▶ [Exercise] Take the listing and print it in full, exactly as given.

▶ [Data entries]
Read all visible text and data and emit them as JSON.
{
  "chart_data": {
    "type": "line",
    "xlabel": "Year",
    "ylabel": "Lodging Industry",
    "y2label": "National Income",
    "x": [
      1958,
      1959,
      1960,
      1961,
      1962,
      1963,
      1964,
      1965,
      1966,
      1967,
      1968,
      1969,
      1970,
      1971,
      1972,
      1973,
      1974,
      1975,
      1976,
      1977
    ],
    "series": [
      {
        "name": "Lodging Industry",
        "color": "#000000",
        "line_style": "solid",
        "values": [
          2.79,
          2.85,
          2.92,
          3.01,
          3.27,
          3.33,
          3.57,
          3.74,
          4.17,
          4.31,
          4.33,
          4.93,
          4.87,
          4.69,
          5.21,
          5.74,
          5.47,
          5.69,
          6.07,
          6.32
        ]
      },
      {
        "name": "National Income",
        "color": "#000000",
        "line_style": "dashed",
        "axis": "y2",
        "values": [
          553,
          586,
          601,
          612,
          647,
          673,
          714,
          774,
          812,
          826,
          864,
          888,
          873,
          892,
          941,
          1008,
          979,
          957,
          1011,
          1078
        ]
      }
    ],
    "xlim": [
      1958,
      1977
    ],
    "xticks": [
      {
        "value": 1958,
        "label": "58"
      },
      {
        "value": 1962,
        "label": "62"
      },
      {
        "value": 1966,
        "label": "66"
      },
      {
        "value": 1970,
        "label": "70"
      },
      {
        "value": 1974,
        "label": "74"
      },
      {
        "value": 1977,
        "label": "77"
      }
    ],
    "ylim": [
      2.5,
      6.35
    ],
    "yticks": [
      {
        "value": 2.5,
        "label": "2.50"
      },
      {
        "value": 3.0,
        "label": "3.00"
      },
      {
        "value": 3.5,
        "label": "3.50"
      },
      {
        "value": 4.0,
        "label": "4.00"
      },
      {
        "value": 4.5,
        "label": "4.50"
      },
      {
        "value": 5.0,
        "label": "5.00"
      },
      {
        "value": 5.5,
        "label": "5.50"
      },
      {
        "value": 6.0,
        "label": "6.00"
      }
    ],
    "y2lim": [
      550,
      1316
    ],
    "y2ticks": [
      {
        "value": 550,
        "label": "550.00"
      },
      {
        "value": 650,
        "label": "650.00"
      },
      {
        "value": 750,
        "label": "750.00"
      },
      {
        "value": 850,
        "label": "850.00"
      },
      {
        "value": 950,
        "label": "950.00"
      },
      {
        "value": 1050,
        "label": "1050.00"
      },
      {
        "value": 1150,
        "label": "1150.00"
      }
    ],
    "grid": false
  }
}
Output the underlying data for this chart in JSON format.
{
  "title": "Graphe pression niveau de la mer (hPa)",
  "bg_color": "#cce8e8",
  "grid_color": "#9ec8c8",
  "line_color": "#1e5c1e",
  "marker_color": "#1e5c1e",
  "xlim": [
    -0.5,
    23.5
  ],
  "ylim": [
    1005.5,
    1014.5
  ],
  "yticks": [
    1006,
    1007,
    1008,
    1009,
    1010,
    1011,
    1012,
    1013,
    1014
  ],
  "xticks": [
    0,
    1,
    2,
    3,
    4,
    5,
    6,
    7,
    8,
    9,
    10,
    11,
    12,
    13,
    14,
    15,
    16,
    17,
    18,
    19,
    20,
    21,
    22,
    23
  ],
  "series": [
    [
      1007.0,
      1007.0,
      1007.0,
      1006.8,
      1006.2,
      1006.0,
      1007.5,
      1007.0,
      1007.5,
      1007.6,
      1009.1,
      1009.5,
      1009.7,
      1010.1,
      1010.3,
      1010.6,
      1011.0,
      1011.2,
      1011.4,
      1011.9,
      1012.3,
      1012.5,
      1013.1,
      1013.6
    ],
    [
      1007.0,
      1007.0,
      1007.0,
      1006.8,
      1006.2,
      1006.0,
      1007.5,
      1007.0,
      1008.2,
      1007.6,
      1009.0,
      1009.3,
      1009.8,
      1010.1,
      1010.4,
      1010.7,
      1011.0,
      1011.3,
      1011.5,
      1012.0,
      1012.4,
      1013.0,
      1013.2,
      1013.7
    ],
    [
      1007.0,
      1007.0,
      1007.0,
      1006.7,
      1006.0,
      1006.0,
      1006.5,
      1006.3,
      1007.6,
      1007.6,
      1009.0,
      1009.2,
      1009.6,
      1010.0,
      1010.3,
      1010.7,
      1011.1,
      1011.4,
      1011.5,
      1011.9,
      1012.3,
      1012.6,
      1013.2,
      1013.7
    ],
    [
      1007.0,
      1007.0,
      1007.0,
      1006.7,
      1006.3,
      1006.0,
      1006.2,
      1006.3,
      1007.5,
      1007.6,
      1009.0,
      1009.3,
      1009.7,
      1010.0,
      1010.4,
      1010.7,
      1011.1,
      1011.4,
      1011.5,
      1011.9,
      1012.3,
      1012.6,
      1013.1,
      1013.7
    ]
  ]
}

▶ [Task response]
Read all visible text and data and emit them as JSON.
{
  "chart_data": {
    "type": "line",
    "xlabel": "Year",
    "ylabel": "Lodging Industry",
    "y2label": "National Income",
    "x": [
      1958,
      1959,
      1960,
      1961,
      1962,
      1963,
      1964,
      1965,
      1966,
      1967,
      1968,
      1969,
      1970,
      1971,
      1972,
      1973,
      1974,
      1975,
      1976,
      1977
    ],
    "series": [
      {
        "name": "Lodging Industry",
        "color": "#000000",
        "line_style": "solid",
        "values": [
          2.79,
          2.85,
          2.92,
          3.01,
          3.27,
          3.33,
          3.57,
          3.74,
          4.17,
          4.31,
          4.33,
          4.93,
          4.87,
          4.69,
          5.21,
          5.74,
          5.47,
          5.69,
          6.07,
          6.32
        ]
      },
      {
        "name": "National Income",
        "color": "#000000",
        "line_style": "dashed",
        "axis": "y2",
        "values": [
          553,
          586,
          601,
          612,
          647,
          673,
          714,
          774,
          812,
          826,
          864,
          888,
          873,
          892,
          941,
          1008,
          979,
          957,
          1011,
          1078
        ]
      }
    ],
    "xlim": [
      1958,
      1977
    ],
    "xticks": [
      {
        "value": 1958,
        "label": "58"
      },
      {
        "value": 1962,
        "label": "62"
      },
      {
        "value": 1966,
        "label": "66"
      },
      {
        "value": 1970,
        "label": "70"
      },
      {
        "value": 1974,
        "label": "74"
      },
      {
        "value": 1977,
        "label": "77"
      }
    ],
    "ylim": [
      2.5,
      6.35
    ],
    "yticks": [
      {
        "value": 2.5,
        "label": "2.50"
      },
      {
        "value": 3.0,
        "label": "3.00"
      },
      {
        "value": 3.5,
        "label": "3.50"
      },
      {
        "value": 4.0,
        "label": "4.00"
      },
      {
        "value": 4.5,
        "label": "4.50"
      },
      {
        "value": 5.0,
        "label": "5.00"
      },
      {
        "value": 5.5,
        "label": "5.50"
      },
      {
        "value": 6.0,
        "label": "6.00"
      }
    ],
    "y2lim": [
      550,
      1316
    ],
    "y2ticks": [
      {
        "value": 550,
        "label": "550.00"
      },
      {
        "value": 650,
        "label": "650.00"
      },
      {
        "value": 750,
        "label": "750.00"
      },
      {
        "value": 850,
        "label": "850.00"
      },
      {
        "value": 950,
        "label": "950.00"
      },
      {
        "value": 1050,
        "label": "1050.00"
      },
      {
        "value": 1150,
        "label": "1150.00"
      }
    ],
    "grid": false
  }
}
Output the underlying data for this chart in JSON format.
{
  "title": "Graphe pression niveau de la mer (hPa)",
  "bg_color": "#cce8e8",
  "grid_color": "#9ec8c8",
  "line_color": "#1e5c1e",
  "marker_color": "#1e5c1e",
  "xlim": [
    -0.5,
    23.5
  ],
  "ylim": [
    1005.5,
    1014.5
  ],
  "yticks": [
    1006,
    1007,
    1008,
    1009,
    1010,
    1011,
    1012,
    1013,
    1014
  ],
  "xticks": [
    0,
    1,
    2,
    3,
    4,
    5,
    6,
    7,
    8,
    9,
    10,
    11,
    12,
    13,
    14,
    15,
    16,
    17,
    18,
    19,
    20,
    21,
    22,
    23
  ],
  "series": [
    [
      1007.0,
      1007.0,
      1007.0,
      1006.8,
      1006.2,
      1006.0,
      1007.5,
      1007.0,
      1007.5,
      1007.6,
      1009.1,
      1009.5,
      1009.7,
      1010.1,
      1010.3,
      1010.6,
      1011.0,
      1011.2,
      1011.4,
      1011.9,
      1012.3,
      1012.5,
      1013.1,
      1013.6
    ],
    [
      1007.0,
      1007.0,
      1007.0,
      1006.8,
      1006.2,
      1006.0,
      1007.5,
      1007.0,
      1008.2,
      1007.6,
      1009.0,
      1009.3,
      1009.8,
      1010.1,
      1010.4,
      1010.7,
      1011.0,
      1011.3,
      1011.5,
      1012.0,
      1012.4,
      1013.0,
      1013.2,
      1013.7
    ],
    [
      1007.0,
      1007.0,
      1007.0,
      1006.7,
      1006.0,
      1006.0,
      1006.5,
      1006.3,
      1007.6,
      1007.6,
      1009.0,
      1009.2,
      1009.6,
      1010.0,
      1010.3,
      1010.7,
      1011.1,
      1011.4,
      1011.5,
      1011.9,
      1012.3,
      1012.6,
      1013.2,
      1013.7
    ],
    [
      1007.0,
      1007.0,
      1007.0,
      1006.7,
      1006.3,
      1006.0,
      1006.2,
      1006.3,
      1007.5,
      1007.6,
      1009.0,
      1009.3,
      1009.7,
      1010.0,
      1010.4,
      1010.7,
      1011.1,
      1011.4,
      1011.5,
      1011.9,
      1012.3,
      1012.6,
      1013.1,
      1013.7
    ]
  ]
}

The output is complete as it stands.